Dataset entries

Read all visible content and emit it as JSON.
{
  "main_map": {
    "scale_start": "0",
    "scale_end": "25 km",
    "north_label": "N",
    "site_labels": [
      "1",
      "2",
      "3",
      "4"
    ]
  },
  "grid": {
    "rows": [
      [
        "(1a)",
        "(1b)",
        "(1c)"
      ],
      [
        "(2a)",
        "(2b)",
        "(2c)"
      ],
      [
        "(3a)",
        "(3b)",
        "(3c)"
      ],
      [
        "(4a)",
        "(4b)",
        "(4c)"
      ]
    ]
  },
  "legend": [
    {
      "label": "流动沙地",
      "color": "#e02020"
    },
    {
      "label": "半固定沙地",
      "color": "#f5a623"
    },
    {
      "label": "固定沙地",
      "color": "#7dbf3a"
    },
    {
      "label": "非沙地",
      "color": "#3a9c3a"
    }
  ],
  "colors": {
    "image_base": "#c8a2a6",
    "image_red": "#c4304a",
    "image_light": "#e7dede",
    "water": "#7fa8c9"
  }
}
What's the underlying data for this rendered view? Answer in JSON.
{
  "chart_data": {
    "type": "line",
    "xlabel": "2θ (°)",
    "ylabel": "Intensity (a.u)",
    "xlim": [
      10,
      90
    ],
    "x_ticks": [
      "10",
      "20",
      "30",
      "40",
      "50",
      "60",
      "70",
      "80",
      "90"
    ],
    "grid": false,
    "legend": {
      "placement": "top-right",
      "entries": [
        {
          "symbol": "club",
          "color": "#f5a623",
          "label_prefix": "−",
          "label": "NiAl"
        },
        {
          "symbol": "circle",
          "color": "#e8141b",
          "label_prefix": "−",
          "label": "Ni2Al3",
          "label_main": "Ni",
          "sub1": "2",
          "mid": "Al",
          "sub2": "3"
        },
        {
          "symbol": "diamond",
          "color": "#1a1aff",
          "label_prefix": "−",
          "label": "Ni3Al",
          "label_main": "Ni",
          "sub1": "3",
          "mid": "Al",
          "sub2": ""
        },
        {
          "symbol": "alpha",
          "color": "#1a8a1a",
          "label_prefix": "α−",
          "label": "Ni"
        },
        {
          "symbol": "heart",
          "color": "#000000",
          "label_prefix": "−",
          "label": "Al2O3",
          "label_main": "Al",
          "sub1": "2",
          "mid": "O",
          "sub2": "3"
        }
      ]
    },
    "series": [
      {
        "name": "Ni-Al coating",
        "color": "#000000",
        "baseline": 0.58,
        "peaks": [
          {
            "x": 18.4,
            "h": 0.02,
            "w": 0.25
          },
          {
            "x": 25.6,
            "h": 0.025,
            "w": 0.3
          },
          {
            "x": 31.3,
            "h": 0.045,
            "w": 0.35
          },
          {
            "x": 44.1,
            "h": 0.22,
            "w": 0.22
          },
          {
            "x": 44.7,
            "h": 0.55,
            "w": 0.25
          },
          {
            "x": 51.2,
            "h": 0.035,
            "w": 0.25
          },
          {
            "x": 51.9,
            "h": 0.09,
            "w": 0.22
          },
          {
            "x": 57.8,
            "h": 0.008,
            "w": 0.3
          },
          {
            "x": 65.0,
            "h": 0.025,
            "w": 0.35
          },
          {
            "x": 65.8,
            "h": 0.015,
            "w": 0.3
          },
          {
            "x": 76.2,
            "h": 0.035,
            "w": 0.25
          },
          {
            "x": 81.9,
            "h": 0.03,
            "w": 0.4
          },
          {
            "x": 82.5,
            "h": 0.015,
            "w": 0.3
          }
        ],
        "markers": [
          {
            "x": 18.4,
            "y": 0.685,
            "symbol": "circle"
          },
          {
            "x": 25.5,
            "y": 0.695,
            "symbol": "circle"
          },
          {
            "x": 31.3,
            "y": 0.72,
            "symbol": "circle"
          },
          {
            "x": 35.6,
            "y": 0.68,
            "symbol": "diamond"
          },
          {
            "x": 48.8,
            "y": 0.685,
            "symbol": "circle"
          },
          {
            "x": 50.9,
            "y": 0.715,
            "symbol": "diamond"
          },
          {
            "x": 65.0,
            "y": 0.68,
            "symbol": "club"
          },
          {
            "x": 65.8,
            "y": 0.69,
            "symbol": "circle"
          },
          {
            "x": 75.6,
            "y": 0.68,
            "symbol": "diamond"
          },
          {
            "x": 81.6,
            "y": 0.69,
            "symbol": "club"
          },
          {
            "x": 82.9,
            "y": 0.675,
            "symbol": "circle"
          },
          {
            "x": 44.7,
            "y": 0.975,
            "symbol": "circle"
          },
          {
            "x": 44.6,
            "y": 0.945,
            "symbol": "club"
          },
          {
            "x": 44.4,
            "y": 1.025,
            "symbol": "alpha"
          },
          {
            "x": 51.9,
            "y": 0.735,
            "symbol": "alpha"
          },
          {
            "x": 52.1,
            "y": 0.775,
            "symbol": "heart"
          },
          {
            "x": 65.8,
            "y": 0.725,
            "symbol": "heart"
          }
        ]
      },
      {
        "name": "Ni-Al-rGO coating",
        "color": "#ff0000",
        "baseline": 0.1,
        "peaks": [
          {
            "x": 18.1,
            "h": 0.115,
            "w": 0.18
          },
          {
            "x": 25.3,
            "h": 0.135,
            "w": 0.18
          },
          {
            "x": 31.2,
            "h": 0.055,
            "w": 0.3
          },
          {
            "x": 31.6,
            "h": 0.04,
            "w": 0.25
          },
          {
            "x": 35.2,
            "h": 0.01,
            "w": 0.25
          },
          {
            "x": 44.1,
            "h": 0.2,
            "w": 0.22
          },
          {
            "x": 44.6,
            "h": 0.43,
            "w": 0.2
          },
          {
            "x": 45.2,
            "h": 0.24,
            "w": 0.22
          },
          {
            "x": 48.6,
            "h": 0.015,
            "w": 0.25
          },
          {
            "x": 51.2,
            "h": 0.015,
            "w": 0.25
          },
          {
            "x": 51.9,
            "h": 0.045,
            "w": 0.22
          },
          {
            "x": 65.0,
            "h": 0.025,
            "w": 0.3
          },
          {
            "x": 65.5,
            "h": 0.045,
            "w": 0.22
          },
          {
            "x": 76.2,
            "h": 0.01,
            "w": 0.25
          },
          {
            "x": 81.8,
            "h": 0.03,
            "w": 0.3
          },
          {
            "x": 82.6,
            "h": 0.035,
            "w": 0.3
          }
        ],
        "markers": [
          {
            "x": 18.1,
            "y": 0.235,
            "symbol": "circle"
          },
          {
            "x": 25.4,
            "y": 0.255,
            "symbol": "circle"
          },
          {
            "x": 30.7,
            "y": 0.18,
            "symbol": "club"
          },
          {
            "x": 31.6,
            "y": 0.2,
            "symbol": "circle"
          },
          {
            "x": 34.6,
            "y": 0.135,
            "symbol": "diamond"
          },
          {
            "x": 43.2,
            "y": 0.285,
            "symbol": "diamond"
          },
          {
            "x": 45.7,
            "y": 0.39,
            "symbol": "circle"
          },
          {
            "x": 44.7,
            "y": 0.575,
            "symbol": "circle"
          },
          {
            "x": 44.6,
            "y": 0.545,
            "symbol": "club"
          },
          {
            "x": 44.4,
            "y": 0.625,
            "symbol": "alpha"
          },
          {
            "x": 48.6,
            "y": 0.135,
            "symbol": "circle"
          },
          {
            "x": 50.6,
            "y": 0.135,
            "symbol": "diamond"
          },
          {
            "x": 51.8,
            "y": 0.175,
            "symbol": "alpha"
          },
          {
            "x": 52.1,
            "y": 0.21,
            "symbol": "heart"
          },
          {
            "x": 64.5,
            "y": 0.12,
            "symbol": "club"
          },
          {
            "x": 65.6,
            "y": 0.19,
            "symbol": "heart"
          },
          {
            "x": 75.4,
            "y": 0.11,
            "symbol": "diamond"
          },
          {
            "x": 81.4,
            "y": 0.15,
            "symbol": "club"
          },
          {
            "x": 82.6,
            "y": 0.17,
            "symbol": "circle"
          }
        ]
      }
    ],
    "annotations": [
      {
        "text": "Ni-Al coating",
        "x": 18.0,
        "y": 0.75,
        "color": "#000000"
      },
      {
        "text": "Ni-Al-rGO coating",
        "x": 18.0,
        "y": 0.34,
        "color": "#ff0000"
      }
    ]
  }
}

Exercise task => Scan the listing above for the word "text" and copy every line that holds it.

Written solution =>
        "text": "Ni-Al coating",
        "text": "Ni-Al-rGO coating",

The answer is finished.